**DIRECTIONS FOR THIS TASK:**
Pull out every line from the listing that has the word "Servicio".

**** SUPPLIED DATA

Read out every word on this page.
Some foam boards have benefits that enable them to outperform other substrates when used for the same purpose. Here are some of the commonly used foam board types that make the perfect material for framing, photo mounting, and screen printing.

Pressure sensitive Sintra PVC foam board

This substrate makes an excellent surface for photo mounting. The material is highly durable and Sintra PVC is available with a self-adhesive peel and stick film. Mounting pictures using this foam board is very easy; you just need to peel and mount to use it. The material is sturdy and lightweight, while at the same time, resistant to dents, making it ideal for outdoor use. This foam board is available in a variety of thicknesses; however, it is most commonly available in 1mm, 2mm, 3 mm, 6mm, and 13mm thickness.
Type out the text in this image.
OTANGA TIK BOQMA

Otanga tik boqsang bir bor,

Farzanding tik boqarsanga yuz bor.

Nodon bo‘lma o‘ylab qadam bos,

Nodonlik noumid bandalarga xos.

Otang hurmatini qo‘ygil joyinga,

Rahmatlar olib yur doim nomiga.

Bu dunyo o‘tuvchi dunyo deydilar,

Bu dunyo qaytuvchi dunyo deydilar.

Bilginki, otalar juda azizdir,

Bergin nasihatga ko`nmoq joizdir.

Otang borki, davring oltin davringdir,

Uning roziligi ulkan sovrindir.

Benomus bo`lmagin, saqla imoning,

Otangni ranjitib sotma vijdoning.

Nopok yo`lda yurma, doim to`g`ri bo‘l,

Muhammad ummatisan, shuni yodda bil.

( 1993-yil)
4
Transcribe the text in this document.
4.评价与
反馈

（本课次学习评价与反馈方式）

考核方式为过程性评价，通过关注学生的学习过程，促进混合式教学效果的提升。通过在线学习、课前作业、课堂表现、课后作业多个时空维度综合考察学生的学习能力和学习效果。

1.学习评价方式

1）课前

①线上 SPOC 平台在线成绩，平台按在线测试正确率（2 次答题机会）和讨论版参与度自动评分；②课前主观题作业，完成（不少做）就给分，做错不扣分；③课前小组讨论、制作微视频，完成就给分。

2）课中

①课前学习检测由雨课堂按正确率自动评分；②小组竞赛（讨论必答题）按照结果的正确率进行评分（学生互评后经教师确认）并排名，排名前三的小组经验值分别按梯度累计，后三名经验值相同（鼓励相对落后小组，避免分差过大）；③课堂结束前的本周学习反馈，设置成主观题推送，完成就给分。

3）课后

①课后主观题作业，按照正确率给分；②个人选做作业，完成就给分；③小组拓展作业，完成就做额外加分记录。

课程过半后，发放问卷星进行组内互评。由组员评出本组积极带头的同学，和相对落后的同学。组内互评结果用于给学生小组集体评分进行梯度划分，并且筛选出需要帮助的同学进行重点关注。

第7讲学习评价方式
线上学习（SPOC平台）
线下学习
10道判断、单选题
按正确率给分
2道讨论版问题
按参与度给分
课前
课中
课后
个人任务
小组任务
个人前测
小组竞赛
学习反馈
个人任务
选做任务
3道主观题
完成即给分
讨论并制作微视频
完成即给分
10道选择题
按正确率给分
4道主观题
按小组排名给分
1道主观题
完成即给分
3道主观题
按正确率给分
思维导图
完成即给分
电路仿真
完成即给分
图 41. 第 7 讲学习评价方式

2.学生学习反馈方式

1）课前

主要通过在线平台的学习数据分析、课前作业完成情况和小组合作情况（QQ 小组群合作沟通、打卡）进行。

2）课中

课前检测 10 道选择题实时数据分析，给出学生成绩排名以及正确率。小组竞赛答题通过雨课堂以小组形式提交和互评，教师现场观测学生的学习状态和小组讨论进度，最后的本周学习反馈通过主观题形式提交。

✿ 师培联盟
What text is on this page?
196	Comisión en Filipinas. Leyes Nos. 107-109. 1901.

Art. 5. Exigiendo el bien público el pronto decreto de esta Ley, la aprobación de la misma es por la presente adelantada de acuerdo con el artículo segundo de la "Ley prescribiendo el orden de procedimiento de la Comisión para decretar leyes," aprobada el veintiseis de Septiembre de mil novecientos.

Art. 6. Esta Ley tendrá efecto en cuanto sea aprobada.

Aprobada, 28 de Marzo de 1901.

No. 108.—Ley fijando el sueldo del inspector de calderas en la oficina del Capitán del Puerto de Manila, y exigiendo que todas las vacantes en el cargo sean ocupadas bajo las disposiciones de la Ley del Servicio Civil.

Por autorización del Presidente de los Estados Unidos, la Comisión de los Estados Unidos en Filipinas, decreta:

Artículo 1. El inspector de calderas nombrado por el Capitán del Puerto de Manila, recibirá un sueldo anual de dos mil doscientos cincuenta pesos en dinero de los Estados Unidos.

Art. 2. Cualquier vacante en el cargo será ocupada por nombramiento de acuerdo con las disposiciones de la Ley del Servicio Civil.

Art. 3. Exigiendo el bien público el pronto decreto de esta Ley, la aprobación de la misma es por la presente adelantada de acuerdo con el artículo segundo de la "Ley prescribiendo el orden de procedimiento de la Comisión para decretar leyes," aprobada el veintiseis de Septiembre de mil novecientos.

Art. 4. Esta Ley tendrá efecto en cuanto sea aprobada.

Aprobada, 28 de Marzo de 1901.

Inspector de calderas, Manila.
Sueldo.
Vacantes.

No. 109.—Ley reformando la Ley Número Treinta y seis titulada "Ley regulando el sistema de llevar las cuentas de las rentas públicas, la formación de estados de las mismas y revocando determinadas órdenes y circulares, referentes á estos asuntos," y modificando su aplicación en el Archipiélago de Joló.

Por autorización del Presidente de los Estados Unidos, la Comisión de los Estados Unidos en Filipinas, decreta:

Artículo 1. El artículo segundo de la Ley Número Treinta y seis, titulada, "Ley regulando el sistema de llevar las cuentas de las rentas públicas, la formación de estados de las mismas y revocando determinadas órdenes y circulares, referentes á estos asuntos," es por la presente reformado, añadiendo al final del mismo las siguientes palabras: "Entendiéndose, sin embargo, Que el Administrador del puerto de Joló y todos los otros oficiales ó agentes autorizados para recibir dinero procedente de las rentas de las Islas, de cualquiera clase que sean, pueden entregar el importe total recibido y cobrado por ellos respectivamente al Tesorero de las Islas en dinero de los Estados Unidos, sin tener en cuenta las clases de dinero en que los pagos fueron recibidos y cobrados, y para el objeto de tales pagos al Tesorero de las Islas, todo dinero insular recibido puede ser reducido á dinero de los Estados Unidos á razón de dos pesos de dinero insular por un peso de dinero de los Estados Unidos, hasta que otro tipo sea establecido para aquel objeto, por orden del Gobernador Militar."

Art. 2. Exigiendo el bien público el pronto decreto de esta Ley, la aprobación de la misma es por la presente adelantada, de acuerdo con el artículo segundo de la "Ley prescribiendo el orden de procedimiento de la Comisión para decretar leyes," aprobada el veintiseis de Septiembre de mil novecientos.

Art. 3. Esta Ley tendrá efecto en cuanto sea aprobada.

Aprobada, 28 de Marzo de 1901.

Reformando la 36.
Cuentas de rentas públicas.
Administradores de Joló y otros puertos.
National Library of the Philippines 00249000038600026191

********

**THE COMPLETED TASK:**
No. 108.—Ley fijando el sueldo del inspector de calderas en la oficina del Capitán del Puerto de Manila, y exigiendo que todas las vacantes en el cargo sean ocupadas bajo las disposiciones de la Ley del Servicio Civil.
Art. 2. Cualquier vacante en el cargo será ocupada por nombramiento de acuerdo con las disposiciones de la Ley del Servicio Civil.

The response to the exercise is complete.